> [Exercise details]:
Gather all lines from the material that contain the word "提出问题".

======== Provided data

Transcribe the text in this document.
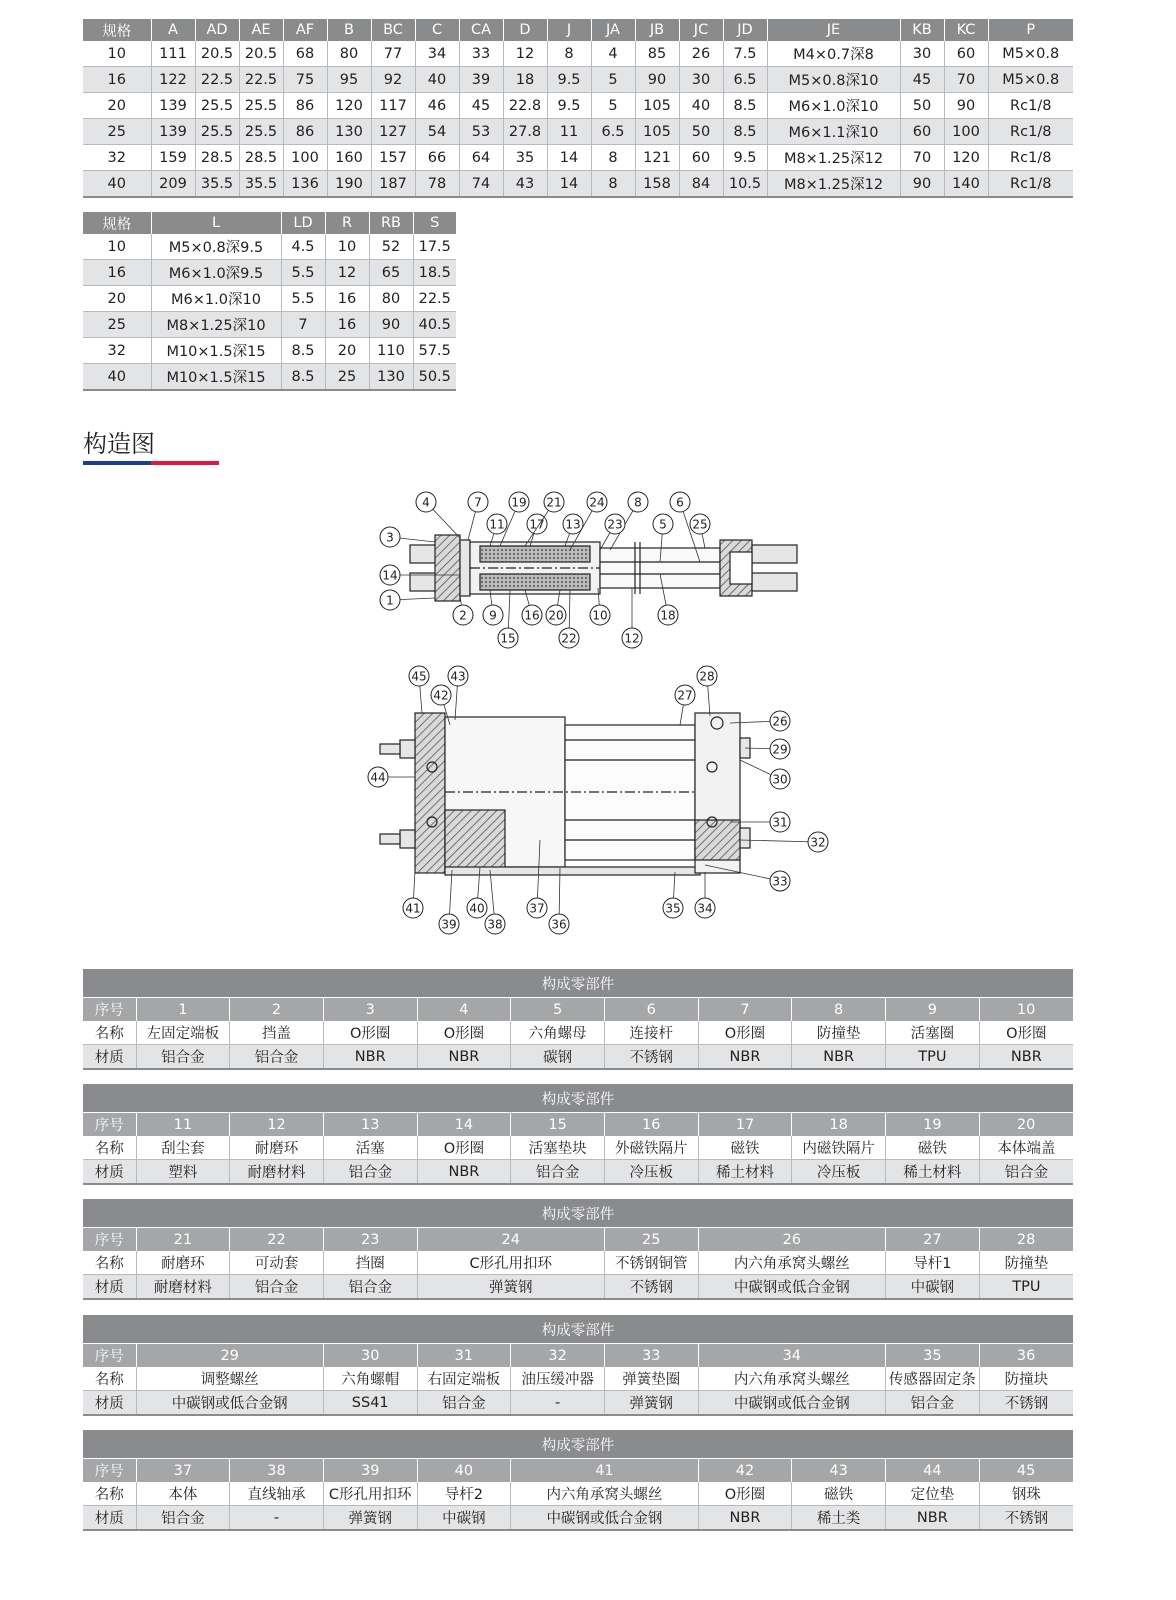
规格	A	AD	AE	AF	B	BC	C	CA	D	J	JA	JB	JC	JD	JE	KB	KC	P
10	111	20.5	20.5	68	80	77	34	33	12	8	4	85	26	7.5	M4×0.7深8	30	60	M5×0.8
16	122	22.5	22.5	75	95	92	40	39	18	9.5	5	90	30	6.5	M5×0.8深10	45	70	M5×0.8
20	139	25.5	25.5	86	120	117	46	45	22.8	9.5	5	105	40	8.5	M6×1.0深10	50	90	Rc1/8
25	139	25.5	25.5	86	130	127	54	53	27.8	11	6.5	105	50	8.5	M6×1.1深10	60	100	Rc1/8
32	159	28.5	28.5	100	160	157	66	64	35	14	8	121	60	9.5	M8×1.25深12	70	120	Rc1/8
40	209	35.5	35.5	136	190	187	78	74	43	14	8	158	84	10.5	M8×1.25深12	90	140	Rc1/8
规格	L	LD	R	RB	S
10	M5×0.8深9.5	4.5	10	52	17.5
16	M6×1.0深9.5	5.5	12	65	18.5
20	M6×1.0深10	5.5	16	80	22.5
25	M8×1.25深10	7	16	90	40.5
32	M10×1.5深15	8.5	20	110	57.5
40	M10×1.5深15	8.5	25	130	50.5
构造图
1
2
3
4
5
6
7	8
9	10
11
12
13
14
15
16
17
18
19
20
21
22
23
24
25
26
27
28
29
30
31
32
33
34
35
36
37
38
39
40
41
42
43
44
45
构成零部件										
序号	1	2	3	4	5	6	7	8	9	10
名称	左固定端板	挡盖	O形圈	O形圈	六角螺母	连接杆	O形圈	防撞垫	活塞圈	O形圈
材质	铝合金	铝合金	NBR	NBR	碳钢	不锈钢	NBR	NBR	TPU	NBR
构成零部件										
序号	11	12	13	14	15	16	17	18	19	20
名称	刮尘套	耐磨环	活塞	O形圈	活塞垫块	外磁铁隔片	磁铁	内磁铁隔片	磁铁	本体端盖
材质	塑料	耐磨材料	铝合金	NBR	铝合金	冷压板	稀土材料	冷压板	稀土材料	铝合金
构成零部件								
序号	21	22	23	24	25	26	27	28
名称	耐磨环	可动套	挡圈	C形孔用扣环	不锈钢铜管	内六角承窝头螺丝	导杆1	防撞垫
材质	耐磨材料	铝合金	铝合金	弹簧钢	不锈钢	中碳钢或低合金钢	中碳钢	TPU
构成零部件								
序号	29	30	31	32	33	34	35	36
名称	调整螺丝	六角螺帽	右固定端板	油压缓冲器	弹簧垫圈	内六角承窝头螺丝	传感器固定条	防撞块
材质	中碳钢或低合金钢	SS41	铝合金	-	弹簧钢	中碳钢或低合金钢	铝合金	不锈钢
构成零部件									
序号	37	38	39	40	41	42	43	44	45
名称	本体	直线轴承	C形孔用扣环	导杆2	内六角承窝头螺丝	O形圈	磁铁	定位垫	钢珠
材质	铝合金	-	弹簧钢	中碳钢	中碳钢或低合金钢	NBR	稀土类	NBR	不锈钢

================
======== Provided data

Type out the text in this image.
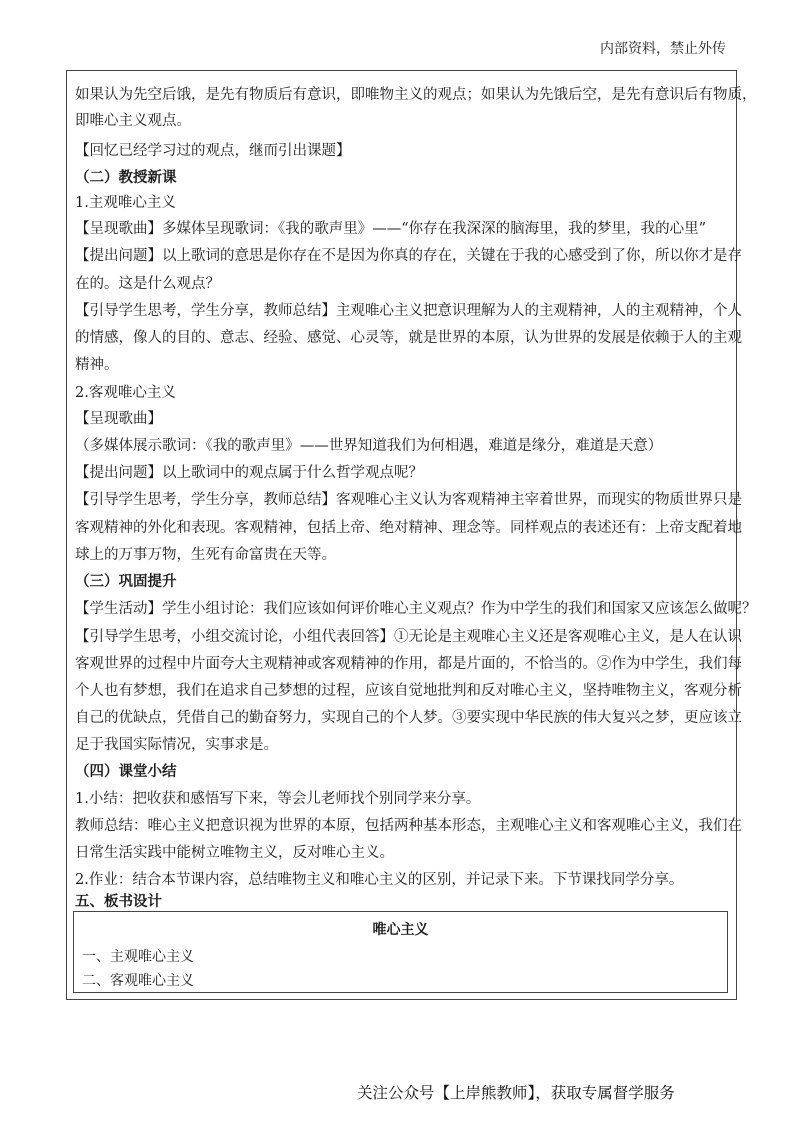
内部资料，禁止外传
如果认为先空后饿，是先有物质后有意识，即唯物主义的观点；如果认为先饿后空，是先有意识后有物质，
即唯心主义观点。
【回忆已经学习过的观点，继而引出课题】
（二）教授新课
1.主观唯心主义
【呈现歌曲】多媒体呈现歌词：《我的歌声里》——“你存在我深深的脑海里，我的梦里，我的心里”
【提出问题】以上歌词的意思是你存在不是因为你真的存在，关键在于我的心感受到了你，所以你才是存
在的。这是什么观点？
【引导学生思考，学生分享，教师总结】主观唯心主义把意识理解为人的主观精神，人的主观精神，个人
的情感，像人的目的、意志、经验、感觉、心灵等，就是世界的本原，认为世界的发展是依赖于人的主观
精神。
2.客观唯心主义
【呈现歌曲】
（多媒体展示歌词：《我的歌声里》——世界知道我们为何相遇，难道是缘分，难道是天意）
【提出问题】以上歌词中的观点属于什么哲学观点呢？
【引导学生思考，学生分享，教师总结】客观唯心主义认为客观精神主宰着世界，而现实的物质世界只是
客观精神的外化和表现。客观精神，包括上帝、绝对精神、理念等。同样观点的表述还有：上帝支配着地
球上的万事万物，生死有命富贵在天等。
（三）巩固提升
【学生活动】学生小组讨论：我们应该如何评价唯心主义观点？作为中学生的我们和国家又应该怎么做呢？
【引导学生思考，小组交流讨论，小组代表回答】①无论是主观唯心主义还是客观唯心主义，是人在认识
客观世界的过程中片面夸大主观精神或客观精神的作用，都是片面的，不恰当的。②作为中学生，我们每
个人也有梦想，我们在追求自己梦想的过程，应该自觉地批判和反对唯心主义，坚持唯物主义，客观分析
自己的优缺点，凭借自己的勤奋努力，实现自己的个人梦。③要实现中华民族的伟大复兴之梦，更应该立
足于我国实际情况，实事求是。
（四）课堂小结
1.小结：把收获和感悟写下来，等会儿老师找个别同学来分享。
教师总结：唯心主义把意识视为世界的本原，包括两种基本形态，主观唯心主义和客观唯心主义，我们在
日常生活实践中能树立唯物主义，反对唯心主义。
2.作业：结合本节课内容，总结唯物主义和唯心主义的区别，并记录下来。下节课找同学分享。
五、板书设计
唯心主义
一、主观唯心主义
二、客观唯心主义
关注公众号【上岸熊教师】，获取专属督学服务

================

> [Exercise result]:
【提出问题】以上歌词的意思是你存在不是因为你真的存在，关键在于我的心感受到了你，所以你才是存
【提出问题】以上歌词中的观点属于什么哲学观点呢？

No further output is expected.